━━━━━ Record extracts
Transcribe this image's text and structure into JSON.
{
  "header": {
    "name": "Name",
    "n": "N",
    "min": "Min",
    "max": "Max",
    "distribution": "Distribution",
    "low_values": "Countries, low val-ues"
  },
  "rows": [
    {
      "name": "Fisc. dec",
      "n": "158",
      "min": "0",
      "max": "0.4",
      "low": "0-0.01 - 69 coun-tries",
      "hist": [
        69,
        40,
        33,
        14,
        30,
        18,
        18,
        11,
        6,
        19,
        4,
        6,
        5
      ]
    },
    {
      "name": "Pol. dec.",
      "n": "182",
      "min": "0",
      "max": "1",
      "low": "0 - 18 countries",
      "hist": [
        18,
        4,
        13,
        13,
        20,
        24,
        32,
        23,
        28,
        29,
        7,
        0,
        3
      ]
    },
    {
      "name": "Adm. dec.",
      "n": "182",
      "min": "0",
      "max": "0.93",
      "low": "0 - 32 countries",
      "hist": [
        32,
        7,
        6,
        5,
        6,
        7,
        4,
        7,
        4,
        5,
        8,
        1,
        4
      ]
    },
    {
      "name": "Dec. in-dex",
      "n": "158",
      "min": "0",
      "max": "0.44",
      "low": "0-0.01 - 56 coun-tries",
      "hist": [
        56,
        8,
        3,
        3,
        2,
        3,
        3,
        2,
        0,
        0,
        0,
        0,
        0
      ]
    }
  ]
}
━━━━━━━━━━
━━━━━ Record extracts
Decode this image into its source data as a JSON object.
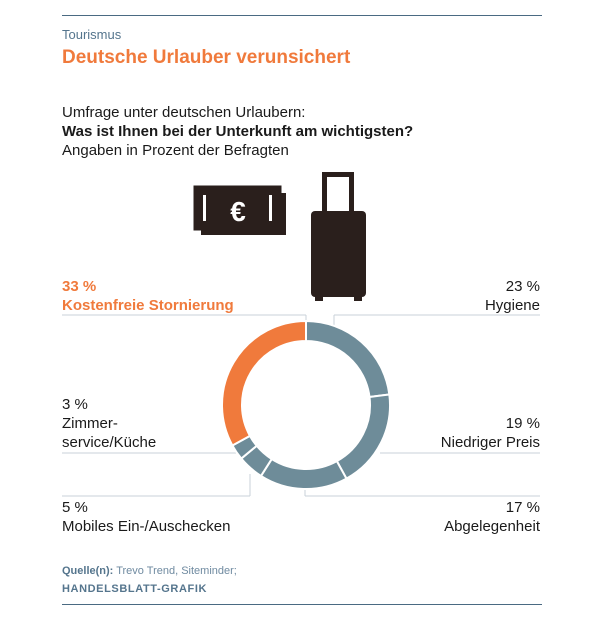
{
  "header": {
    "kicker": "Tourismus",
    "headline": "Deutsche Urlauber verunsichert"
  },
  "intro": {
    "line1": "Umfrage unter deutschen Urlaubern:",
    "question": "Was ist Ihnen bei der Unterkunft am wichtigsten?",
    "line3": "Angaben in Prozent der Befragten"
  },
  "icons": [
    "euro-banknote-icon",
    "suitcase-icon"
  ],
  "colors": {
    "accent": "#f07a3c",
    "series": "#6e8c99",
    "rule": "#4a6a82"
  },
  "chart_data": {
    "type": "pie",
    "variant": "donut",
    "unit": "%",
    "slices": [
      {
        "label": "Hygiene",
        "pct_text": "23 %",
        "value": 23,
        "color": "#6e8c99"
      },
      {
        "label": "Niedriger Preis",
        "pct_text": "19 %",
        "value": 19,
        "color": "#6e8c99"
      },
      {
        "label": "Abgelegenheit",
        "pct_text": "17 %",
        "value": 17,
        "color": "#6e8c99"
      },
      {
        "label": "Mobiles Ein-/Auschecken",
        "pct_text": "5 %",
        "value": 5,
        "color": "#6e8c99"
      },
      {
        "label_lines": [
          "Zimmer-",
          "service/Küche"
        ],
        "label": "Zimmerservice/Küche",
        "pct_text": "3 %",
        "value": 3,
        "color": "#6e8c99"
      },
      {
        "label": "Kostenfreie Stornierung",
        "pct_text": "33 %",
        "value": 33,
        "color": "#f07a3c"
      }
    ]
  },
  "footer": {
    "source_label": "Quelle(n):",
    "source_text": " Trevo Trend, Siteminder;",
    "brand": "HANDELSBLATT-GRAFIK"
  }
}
━━━━━━━━━━
— The exercise —
Using the records above, copy each line that contains "JSON".

— Reply —
Transcribe this image's text and structure into JSON.
Decode this image into its source data as a JSON object.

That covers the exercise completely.